(Instructions to follow) Print out the entries below with no edits.

******************************

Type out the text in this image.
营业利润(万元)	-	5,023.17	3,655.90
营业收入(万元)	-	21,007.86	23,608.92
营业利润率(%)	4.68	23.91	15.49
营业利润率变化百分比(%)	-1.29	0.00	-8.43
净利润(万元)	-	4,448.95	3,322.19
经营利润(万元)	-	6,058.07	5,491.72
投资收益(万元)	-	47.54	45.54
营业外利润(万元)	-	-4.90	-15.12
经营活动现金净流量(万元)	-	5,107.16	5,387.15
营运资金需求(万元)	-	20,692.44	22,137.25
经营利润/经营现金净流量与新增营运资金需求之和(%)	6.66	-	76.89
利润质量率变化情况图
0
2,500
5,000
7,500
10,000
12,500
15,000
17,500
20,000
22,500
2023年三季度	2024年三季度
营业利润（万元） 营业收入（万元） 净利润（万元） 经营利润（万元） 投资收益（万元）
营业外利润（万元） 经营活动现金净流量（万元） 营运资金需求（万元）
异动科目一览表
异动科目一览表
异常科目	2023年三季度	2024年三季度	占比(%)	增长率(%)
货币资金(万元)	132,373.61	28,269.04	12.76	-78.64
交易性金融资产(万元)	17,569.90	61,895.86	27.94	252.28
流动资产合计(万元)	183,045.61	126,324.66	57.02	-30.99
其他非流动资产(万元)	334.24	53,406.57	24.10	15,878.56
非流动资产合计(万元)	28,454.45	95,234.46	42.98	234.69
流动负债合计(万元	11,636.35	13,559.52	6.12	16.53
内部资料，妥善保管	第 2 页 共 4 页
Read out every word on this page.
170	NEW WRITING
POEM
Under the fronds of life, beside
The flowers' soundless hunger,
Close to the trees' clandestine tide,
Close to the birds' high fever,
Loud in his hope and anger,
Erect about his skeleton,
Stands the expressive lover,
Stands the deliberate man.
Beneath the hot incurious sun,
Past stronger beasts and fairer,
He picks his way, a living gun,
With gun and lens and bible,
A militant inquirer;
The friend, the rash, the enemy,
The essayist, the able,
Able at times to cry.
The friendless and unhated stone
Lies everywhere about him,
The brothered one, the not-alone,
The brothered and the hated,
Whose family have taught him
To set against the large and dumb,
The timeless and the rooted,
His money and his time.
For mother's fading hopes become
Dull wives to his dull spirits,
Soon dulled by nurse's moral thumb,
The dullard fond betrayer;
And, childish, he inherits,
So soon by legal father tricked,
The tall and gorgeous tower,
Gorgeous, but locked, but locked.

******************************

(Complete response)
Type out the text in this image.
营业利润(万元)	-	5,023.17	3,655.90
营业收入(万元)	-	21,007.86	23,608.92
营业利润率(%)	4.68	23.91	15.49
营业利润率变化百分比(%)	-1.29	0.00	-8.43
净利润(万元)	-	4,448.95	3,322.19
经营利润(万元)	-	6,058.07	5,491.72
投资收益(万元)	-	47.54	45.54
营业外利润(万元)	-	-4.90	-15.12
经营活动现金净流量(万元)	-	5,107.16	5,387.15
营运资金需求(万元)	-	20,692.44	22,137.25
经营利润/经营现金净流量与新增营运资金需求之和(%)	6.66	-	76.89
利润质量率变化情况图
0
2,500
5,000
7,500
10,000
12,500
15,000
17,500
20,000
22,500
2023年三季度	2024年三季度
营业利润（万元） 营业收入（万元） 净利润（万元） 经营利润（万元） 投资收益（万元）
营业外利润（万元） 经营活动现金净流量（万元） 营运资金需求（万元）
异动科目一览表
异动科目一览表
异常科目	2023年三季度	2024年三季度	占比(%)	增长率(%)
货币资金(万元)	132,373.61	28,269.04	12.76	-78.64
交易性金融资产(万元)	17,569.90	61,895.86	27.94	252.28
流动资产合计(万元)	183,045.61	126,324.66	57.02	-30.99
其他非流动资产(万元)	334.24	53,406.57	24.10	15,878.56
非流动资产合计(万元)	28,454.45	95,234.46	42.98	234.69
流动负债合计(万元	11,636.35	13,559.52	6.12	16.53
内部资料，妥善保管	第 2 页 共 4 页
Read out every word on this page.
170	NEW WRITING
POEM
Under the fronds of life, beside
The flowers' soundless hunger,
Close to the trees' clandestine tide,
Close to the birds' high fever,
Loud in his hope and anger,
Erect about his skeleton,
Stands the expressive lover,
Stands the deliberate man.
Beneath the hot incurious sun,
Past stronger beasts and fairer,
He picks his way, a living gun,
With gun and lens and bible,
A militant inquirer;
The friend, the rash, the enemy,
The essayist, the able,
Able at times to cry.
The friendless and unhated stone
Lies everywhere about him,
The brothered one, the not-alone,
The brothered and the hated,
Whose family have taught him
To set against the large and dumb,
The timeless and the rooted,
His money and his time.
For mother's fading hopes become
Dull wives to his dull spirits,
Soon dulled by nurse's moral thumb,
The dullard fond betrayer;
And, childish, he inherits,
So soon by legal father tricked,
The tall and gorgeous tower,
Gorgeous, but locked, but locked.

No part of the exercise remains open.